§ Given instruction
Go through the listing below and list every line with "days".

§ Records shown
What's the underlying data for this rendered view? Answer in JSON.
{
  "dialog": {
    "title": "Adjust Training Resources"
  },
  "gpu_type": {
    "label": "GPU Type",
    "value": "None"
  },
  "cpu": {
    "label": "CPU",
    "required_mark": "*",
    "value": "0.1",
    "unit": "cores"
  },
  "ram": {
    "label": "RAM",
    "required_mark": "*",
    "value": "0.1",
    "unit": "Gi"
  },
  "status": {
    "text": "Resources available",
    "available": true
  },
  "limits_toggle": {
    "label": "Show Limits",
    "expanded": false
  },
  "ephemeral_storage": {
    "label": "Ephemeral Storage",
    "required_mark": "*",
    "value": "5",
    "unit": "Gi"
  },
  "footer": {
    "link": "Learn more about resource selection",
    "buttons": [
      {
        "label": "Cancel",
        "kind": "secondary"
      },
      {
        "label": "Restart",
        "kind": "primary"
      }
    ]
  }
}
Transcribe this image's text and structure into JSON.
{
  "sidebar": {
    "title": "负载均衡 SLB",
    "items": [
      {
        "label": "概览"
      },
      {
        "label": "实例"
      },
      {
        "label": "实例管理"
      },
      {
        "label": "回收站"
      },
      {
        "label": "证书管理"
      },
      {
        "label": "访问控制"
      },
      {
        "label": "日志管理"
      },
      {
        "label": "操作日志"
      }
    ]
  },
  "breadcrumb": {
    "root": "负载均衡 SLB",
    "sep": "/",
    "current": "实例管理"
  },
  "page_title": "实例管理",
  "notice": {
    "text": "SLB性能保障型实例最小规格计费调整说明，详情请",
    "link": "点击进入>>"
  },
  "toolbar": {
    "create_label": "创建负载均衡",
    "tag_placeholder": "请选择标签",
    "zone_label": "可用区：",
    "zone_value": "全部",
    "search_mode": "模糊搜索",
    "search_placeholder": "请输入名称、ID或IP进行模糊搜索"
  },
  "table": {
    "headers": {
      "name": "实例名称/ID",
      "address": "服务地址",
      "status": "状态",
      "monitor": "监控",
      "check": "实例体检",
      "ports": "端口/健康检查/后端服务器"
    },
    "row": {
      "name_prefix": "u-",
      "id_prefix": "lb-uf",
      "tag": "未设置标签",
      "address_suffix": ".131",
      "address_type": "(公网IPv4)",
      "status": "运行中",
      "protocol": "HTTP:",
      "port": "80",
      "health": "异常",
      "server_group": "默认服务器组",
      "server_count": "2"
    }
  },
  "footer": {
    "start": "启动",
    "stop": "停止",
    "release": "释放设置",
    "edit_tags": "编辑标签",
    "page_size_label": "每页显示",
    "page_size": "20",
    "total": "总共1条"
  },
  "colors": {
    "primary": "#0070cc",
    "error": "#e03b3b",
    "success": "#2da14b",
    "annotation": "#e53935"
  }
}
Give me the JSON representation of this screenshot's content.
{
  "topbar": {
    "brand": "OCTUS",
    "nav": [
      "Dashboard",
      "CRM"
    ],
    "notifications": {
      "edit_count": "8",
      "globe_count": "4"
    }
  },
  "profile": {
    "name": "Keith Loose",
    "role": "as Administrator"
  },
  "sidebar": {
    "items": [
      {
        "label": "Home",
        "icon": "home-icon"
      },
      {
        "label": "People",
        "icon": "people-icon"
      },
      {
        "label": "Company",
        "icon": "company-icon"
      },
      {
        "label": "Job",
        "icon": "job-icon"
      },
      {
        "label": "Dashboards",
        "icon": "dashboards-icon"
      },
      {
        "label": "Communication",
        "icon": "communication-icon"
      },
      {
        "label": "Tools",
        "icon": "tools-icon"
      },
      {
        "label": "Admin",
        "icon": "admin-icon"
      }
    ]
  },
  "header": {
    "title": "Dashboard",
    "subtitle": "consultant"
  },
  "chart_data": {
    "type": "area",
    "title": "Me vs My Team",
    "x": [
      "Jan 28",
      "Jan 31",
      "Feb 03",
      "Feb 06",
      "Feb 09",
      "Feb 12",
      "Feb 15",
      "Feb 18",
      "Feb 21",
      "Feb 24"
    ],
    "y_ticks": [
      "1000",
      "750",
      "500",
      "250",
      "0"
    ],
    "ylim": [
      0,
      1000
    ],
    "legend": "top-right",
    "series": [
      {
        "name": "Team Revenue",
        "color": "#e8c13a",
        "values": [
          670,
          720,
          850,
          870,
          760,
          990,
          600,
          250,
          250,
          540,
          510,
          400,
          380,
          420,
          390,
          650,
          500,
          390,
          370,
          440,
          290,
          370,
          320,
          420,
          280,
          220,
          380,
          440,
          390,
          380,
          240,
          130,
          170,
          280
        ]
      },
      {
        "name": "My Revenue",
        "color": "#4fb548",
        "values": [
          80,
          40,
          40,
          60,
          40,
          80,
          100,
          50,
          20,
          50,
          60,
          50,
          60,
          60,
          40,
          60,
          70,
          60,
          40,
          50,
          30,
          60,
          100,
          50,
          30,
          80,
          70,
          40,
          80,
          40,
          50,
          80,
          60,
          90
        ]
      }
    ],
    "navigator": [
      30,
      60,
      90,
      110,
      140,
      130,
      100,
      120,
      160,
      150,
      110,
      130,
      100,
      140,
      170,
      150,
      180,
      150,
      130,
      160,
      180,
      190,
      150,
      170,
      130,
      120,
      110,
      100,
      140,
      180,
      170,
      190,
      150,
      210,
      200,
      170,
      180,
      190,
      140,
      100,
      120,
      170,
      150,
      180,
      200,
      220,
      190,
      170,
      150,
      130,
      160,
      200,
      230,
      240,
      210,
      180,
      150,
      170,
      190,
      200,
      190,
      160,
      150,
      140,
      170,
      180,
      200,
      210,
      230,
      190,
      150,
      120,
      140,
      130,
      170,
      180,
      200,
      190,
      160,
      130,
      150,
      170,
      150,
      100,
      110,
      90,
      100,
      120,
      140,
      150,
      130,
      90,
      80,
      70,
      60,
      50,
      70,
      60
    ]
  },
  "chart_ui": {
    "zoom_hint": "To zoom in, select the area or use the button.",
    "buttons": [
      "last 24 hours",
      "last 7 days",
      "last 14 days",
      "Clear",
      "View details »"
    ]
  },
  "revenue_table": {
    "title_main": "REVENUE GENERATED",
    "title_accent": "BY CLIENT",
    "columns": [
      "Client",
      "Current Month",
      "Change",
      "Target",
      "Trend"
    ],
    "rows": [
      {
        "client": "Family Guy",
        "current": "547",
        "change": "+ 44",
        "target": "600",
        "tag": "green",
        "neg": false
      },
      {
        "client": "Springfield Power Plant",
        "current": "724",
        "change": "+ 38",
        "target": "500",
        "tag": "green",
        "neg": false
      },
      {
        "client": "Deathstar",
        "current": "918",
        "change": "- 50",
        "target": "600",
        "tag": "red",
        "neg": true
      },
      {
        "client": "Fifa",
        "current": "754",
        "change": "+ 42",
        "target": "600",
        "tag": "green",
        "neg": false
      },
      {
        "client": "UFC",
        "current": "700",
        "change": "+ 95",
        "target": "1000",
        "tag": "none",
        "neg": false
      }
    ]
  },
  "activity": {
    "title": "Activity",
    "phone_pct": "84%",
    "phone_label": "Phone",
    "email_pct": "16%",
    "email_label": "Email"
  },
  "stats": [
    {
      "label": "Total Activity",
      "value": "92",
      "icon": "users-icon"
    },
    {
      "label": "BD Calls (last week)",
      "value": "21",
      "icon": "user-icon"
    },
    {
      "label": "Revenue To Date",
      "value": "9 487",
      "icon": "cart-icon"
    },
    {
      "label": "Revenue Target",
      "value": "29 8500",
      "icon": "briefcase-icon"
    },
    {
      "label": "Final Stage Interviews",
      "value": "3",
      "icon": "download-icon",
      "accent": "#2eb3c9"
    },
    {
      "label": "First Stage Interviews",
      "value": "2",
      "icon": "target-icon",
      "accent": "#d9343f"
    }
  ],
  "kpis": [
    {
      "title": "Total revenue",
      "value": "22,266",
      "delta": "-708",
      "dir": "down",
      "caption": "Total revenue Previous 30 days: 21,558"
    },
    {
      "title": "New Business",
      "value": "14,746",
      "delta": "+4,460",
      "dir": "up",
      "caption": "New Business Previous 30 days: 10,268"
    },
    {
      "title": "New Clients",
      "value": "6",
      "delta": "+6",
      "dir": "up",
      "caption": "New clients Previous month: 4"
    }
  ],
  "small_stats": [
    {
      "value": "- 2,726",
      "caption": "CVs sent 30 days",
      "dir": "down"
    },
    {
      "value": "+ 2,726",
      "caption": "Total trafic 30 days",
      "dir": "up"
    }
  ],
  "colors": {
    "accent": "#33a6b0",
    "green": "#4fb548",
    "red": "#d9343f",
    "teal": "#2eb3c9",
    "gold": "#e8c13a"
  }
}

§ Result for this exercise
      "last 7 days",
      "last 14 days",
      "caption": "Total revenue Previous 30 days: 21,558"
      "caption": "New Business Previous 30 days: 10,268"
      "caption": "CVs sent 30 days",
      "caption": "Total trafic 30 days",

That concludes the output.